**What the task asks:** All of the material below is to be retyped exactly.

* * * *

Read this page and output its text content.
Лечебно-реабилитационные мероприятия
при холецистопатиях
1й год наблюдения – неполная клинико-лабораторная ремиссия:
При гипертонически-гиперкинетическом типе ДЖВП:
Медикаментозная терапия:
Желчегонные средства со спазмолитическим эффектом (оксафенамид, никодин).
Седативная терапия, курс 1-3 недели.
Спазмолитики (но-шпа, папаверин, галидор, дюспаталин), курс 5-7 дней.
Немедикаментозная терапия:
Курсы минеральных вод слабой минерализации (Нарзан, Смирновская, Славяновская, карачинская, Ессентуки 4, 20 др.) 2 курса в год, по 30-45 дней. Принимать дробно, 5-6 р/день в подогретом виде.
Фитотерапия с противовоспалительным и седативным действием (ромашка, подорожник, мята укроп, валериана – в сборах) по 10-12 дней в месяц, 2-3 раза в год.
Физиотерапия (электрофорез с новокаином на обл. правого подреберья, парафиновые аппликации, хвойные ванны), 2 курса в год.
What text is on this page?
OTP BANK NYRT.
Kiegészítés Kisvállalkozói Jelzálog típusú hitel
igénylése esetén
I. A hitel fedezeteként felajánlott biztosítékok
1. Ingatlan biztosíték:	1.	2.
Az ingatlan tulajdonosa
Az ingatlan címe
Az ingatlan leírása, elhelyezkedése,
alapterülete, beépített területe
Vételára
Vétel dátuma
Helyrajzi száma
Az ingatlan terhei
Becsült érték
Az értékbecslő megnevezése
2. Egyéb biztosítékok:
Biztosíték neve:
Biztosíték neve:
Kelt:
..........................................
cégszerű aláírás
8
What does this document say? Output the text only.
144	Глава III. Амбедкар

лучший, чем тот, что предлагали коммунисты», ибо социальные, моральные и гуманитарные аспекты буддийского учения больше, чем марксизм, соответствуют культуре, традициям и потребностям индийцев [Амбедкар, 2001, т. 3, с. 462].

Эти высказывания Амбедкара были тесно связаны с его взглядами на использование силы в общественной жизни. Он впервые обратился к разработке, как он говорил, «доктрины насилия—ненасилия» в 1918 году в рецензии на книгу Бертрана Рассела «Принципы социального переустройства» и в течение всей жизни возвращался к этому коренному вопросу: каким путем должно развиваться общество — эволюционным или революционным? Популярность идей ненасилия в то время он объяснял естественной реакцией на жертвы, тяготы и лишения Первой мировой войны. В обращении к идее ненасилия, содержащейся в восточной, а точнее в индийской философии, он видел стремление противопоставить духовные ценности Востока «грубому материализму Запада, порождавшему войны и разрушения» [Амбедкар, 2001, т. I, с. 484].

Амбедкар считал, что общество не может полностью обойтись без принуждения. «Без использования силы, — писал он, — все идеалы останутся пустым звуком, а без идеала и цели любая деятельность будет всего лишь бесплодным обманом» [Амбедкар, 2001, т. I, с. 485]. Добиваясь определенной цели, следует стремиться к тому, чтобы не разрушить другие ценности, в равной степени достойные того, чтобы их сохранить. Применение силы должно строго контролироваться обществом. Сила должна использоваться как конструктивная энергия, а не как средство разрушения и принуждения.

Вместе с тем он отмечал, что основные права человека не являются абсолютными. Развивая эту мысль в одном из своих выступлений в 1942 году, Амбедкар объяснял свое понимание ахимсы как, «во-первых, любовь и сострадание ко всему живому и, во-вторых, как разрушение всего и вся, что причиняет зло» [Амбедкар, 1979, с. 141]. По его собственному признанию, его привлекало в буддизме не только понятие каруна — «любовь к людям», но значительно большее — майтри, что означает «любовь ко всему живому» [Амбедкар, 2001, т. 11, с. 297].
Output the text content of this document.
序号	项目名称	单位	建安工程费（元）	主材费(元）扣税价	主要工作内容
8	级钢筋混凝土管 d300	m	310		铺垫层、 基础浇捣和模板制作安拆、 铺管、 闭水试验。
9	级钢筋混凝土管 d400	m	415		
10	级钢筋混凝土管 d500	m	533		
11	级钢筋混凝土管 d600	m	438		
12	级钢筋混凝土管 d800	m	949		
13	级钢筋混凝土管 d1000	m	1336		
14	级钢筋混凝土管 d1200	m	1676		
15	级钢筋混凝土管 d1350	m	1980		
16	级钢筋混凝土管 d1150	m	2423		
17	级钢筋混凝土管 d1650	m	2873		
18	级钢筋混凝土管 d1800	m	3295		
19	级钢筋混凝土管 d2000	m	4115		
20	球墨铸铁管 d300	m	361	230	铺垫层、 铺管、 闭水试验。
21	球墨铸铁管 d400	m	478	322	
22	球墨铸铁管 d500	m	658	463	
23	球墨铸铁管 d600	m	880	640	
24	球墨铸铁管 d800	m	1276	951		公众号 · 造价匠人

* * * *

**Expected answer:**
Read this page and output its text content.
Лечебно-реабилитационные мероприятия
при холецистопатиях
1й год наблюдения – неполная клинико-лабораторная ремиссия:
При гипертонически-гиперкинетическом типе ДЖВП:
Медикаментозная терапия:
Желчегонные средства со спазмолитическим эффектом (оксафенамид, никодин).
Седативная терапия, курс 1-3 недели.
Спазмолитики (но-шпа, папаверин, галидор, дюспаталин), курс 5-7 дней.
Немедикаментозная терапия:
Курсы минеральных вод слабой минерализации (Нарзан, Смирновская, Славяновская, карачинская, Ессентуки 4, 20 др.) 2 курса в год, по 30-45 дней. Принимать дробно, 5-6 р/день в подогретом виде.
Фитотерапия с противовоспалительным и седативным действием (ромашка, подорожник, мята укроп, валериана – в сборах) по 10-12 дней в месяц, 2-3 раза в год.
Физиотерапия (электрофорез с новокаином на обл. правого подреберья, парафиновые аппликации, хвойные ванны), 2 курса в год.
What text is on this page?
OTP BANK NYRT.
Kiegészítés Kisvállalkozói Jelzálog típusú hitel
igénylése esetén
I. A hitel fedezeteként felajánlott biztosítékok
1. Ingatlan biztosíték:	1.	2.
Az ingatlan tulajdonosa
Az ingatlan címe
Az ingatlan leírása, elhelyezkedése,
alapterülete, beépített területe
Vételára
Vétel dátuma
Helyrajzi száma
Az ingatlan terhei
Becsült érték
Az értékbecslő megnevezése
2. Egyéb biztosítékok:
Biztosíték neve:
Biztosíték neve:
Kelt:
..........................................
cégszerű aláírás
8
What does this document say? Output the text only.
144	Глава III. Амбедкар

лучший, чем тот, что предлагали коммунисты», ибо социальные, моральные и гуманитарные аспекты буддийского учения больше, чем марксизм, соответствуют культуре, традициям и потребностям индийцев [Амбедкар, 2001, т. 3, с. 462].

Эти высказывания Амбедкара были тесно связаны с его взглядами на использование силы в общественной жизни. Он впервые обратился к разработке, как он говорил, «доктрины насилия—ненасилия» в 1918 году в рецензии на книгу Бертрана Рассела «Принципы социального переустройства» и в течение всей жизни возвращался к этому коренному вопросу: каким путем должно развиваться общество — эволюционным или революционным? Популярность идей ненасилия в то время он объяснял естественной реакцией на жертвы, тяготы и лишения Первой мировой войны. В обращении к идее ненасилия, содержащейся в восточной, а точнее в индийской философии, он видел стремление противопоставить духовные ценности Востока «грубому материализму Запада, порождавшему войны и разрушения» [Амбедкар, 2001, т. I, с. 484].

Амбедкар считал, что общество не может полностью обойтись без принуждения. «Без использования силы, — писал он, — все идеалы останутся пустым звуком, а без идеала и цели любая деятельность будет всего лишь бесплодным обманом» [Амбедкар, 2001, т. I, с. 485]. Добиваясь определенной цели, следует стремиться к тому, чтобы не разрушить другие ценности, в равной степени достойные того, чтобы их сохранить. Применение силы должно строго контролироваться обществом. Сила должна использоваться как конструктивная энергия, а не как средство разрушения и принуждения.

Вместе с тем он отмечал, что основные права человека не являются абсолютными. Развивая эту мысль в одном из своих выступлений в 1942 году, Амбедкар объяснял свое понимание ахимсы как, «во-первых, любовь и сострадание ко всему живому и, во-вторых, как разрушение всего и вся, что причиняет зло» [Амбедкар, 1979, с. 141]. По его собственному признанию, его привлекало в буддизме не только понятие каруна — «любовь к людям», но значительно большее — майтри, что означает «любовь ко всему живому» [Амбедкар, 2001, т. 11, с. 297].
Output the text content of this document.
序号	项目名称	单位	建安工程费（元）	主材费(元）扣税价	主要工作内容
8	级钢筋混凝土管 d300	m	310		铺垫层、 基础浇捣和模板制作安拆、 铺管、 闭水试验。
9	级钢筋混凝土管 d400	m	415		
10	级钢筋混凝土管 d500	m	533		
11	级钢筋混凝土管 d600	m	438		
12	级钢筋混凝土管 d800	m	949		
13	级钢筋混凝土管 d1000	m	1336		
14	级钢筋混凝土管 d1200	m	1676		
15	级钢筋混凝土管 d1350	m	1980		
16	级钢筋混凝土管 d1150	m	2423		
17	级钢筋混凝土管 d1650	m	2873		
18	级钢筋混凝土管 d1800	m	3295		
19	级钢筋混凝土管 d2000	m	4115		
20	球墨铸铁管 d300	m	361	230	铺垫层、 铺管、 闭水试验。
21	球墨铸铁管 d400	m	478	322	
22	球墨铸铁管 d500	m	658	463	
23	球墨铸铁管 d600	m	880	640	
24	球墨铸铁管 d800	m	1276	951		公众号 · 造价匠人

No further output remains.